Output the data word for word, dropping every image.

# Start of Entries supplied

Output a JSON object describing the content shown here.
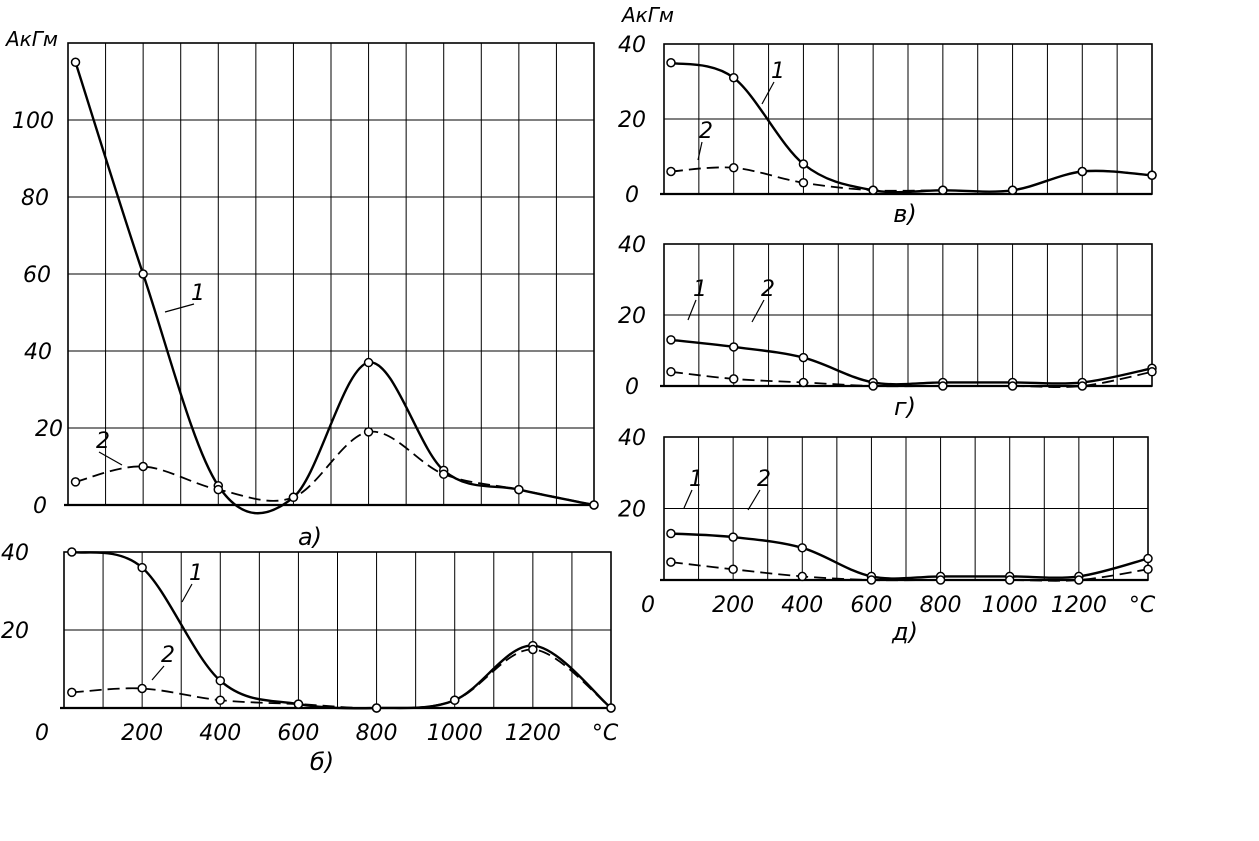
{
  "chart_data": [
    {
      "id": "a",
      "type": "line",
      "caption": "а)",
      "ylabel": "АкГм",
      "xlabel": "",
      "xlim": [
        0,
        1400
      ],
      "ylim": [
        0,
        120
      ],
      "xticks": [],
      "yticks": [
        0,
        20,
        40,
        60,
        80,
        100
      ],
      "grid": true,
      "series": [
        {
          "name": "1",
          "style": "solid",
          "x": [
            20,
            200,
            400,
            600,
            800,
            1000,
            1200,
            1400
          ],
          "y": [
            115,
            60,
            5,
            2,
            37,
            9,
            4,
            0
          ]
        },
        {
          "name": "2",
          "style": "dashed",
          "x": [
            20,
            200,
            400,
            600,
            800,
            1000,
            1200,
            1400
          ],
          "y": [
            6,
            10,
            4,
            2,
            19,
            8,
            4,
            0
          ]
        }
      ]
    },
    {
      "id": "b",
      "type": "line",
      "caption": "б)",
      "ylabel": "",
      "xlabel": "°C",
      "xlim": [
        0,
        1400
      ],
      "ylim": [
        0,
        40
      ],
      "xticks": [
        "0",
        "200",
        "400",
        "600",
        "800",
        "1000",
        "1200"
      ],
      "yticks": [
        20,
        40
      ],
      "grid": true,
      "series": [
        {
          "name": "1",
          "style": "solid",
          "x": [
            20,
            200,
            400,
            600,
            800,
            1000,
            1200,
            1400
          ],
          "y": [
            40,
            36,
            7,
            1,
            0,
            2,
            16,
            0
          ]
        },
        {
          "name": "2",
          "style": "dashed",
          "x": [
            20,
            200,
            400,
            600,
            800,
            1000,
            1200,
            1400
          ],
          "y": [
            4,
            5,
            2,
            1,
            0,
            2,
            15,
            0
          ]
        }
      ]
    },
    {
      "id": "v",
      "type": "line",
      "caption": "в)",
      "ylabel": "АкГм",
      "xlabel": "",
      "xlim": [
        0,
        1400
      ],
      "ylim": [
        0,
        40
      ],
      "xticks": [],
      "yticks": [
        0,
        20,
        40
      ],
      "grid": true,
      "series": [
        {
          "name": "1",
          "style": "solid",
          "x": [
            20,
            200,
            400,
            600,
            800,
            1000,
            1200,
            1400
          ],
          "y": [
            35,
            31,
            8,
            1,
            1,
            1,
            6,
            5
          ]
        },
        {
          "name": "2",
          "style": "dashed",
          "x": [
            20,
            200,
            400,
            600,
            800,
            1000,
            1200,
            1400
          ],
          "y": [
            6,
            7,
            3,
            1,
            1,
            1,
            6,
            5
          ]
        }
      ]
    },
    {
      "id": "g",
      "type": "line",
      "caption": "г)",
      "ylabel": "",
      "xlabel": "",
      "xlim": [
        0,
        1400
      ],
      "ylim": [
        0,
        40
      ],
      "xticks": [],
      "yticks": [
        0,
        20,
        40
      ],
      "grid": true,
      "series": [
        {
          "name": "1",
          "style": "solid",
          "x": [
            20,
            200,
            400,
            600,
            800,
            1000,
            1200,
            1400
          ],
          "y": [
            13,
            11,
            8,
            1,
            1,
            1,
            1,
            5
          ]
        },
        {
          "name": "2",
          "style": "dashed",
          "x": [
            20,
            200,
            400,
            600,
            800,
            1000,
            1200,
            1400
          ],
          "y": [
            4,
            2,
            1,
            0,
            0,
            0,
            0,
            4
          ]
        }
      ]
    },
    {
      "id": "d",
      "type": "line",
      "caption": "д)",
      "ylabel": "",
      "xlabel": "°C",
      "xlim": [
        0,
        1400
      ],
      "ylim": [
        0,
        40
      ],
      "xticks": [
        "0",
        "200",
        "400",
        "600",
        "800",
        "1000",
        "1200"
      ],
      "yticks": [
        20,
        40
      ],
      "grid": true,
      "series": [
        {
          "name": "1",
          "style": "solid",
          "x": [
            20,
            200,
            400,
            600,
            800,
            1000,
            1200,
            1400
          ],
          "y": [
            13,
            12,
            9,
            1,
            1,
            1,
            1,
            6
          ]
        },
        {
          "name": "2",
          "style": "dashed",
          "x": [
            20,
            200,
            400,
            600,
            800,
            1000,
            1200,
            1400
          ],
          "y": [
            5,
            3,
            1,
            0,
            0,
            0,
            0,
            3
          ]
        }
      ]
    }
  ]
}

# End of Entries supplied

▸ Task result
Output a JSON object describing the content shown here.
{
  "chart_data": [
    {
      "id": "a",
      "type": "line",
      "caption": "а)",
      "ylabel": "АкГм",
      "xlabel": "",
      "xlim": [
        0,
        1400
      ],
      "ylim": [
        0,
        120
      ],
      "xticks": [],
      "yticks": [
        0,
        20,
        40,
        60,
        80,
        100
      ],
      "grid": true,
      "series": [
        {
          "name": "1",
          "style": "solid",
          "x": [
            20,
            200,
            400,
            600,
            800,
            1000,
            1200,
            1400
          ],
          "y": [
            115,
            60,
            5,
            2,
            37,
            9,
            4,
            0
          ]
        },
        {
          "name": "2",
          "style": "dashed",
          "x": [
            20,
            200,
            400,
            600,
            800,
            1000,
            1200,
            1400
          ],
          "y": [
            6,
            10,
            4,
            2,
            19,
            8,
            4,
            0
          ]
        }
      ]
    },
    {
      "id": "b",
      "type": "line",
      "caption": "б)",
      "ylabel": "",
      "xlabel": "°C",
      "xlim": [
        0,
        1400
      ],
      "ylim": [
        0,
        40
      ],
      "xticks": [
        "0",
        "200",
        "400",
        "600",
        "800",
        "1000",
        "1200"
      ],
      "yticks": [
        20,
        40
      ],
      "grid": true,
      "series": [
        {
          "name": "1",
          "style": "solid",
          "x": [
            20,
            200,
            400,
            600,
            800,
            1000,
            1200,
            1400
          ],
          "y": [
            40,
            36,
            7,
            1,
            0,
            2,
            16,
            0
          ]
        },
        {
          "name": "2",
          "style": "dashed",
          "x": [
            20,
            200,
            400,
            600,
            800,
            1000,
            1200,
            1400
          ],
          "y": [
            4,
            5,
            2,
            1,
            0,
            2,
            15,
            0
          ]
        }
      ]
    },
    {
      "id": "v",
      "type": "line",
      "caption": "в)",
      "ylabel": "АкГм",
      "xlabel": "",
      "xlim": [
        0,
        1400
      ],
      "ylim": [
        0,
        40
      ],
      "xticks": [],
      "yticks": [
        0,
        20,
        40
      ],
      "grid": true,
      "series": [
        {
          "name": "1",
          "style": "solid",
          "x": [
            20,
            200,
            400,
            600,
            800,
            1000,
            1200,
            1400
          ],
          "y": [
            35,
            31,
            8,
            1,
            1,
            1,
            6,
            5
          ]
        },
        {
          "name": "2",
          "style": "dashed",
          "x": [
            20,
            200,
            400,
            600,
            800,
            1000,
            1200,
            1400
          ],
          "y": [
            6,
            7,
            3,
            1,
            1,
            1,
            6,
            5
          ]
        }
      ]
    },
    {
      "id": "g",
      "type": "line",
      "caption": "г)",
      "ylabel": "",
      "xlabel": "",
      "xlim": [
        0,
        1400
      ],
      "ylim": [
        0,
        40
      ],
      "xticks": [],
      "yticks": [
        0,
        20,
        40
      ],
      "grid": true,
      "series": [
        {
          "name": "1",
          "style": "solid",
          "x": [
            20,
            200,
            400,
            600,
            800,
            1000,
            1200,
            1400
          ],
          "y": [
            13,
            11,
            8,
            1,
            1,
            1,
            1,
            5
          ]
        },
        {
          "name": "2",
          "style": "dashed",
          "x": [
            20,
            200,
            400,
            600,
            800,
            1000,
            1200,
            1400
          ],
          "y": [
            4,
            2,
            1,
            0,
            0,
            0,
            0,
            4
          ]
        }
      ]
    },
    {
      "id": "d",
      "type": "line",
      "caption": "д)",
      "ylabel": "",
      "xlabel": "°C",
      "xlim": [
        0,
        1400
      ],
      "ylim": [
        0,
        40
      ],
      "xticks": [
        "0",
        "200",
        "400",
        "600",
        "800",
        "1000",
        "1200"
      ],
      "yticks": [
        20,
        40
      ],
      "grid": true,
      "series": [
        {
          "name": "1",
          "style": "solid",
          "x": [
            20,
            200,
            400,
            600,
            800,
            1000,
            1200,
            1400
          ],
          "y": [
            13,
            12,
            9,
            1,
            1,
            1,
            1,
            6
          ]
        },
        {
          "name": "2",
          "style": "dashed",
          "x": [
            20,
            200,
            400,
            600,
            800,
            1000,
            1200,
            1400
          ],
          "y": [
            5,
            3,
            1,
            0,
            0,
            0,
            0,
            3
          ]
        }
      ]
    }
  ]
}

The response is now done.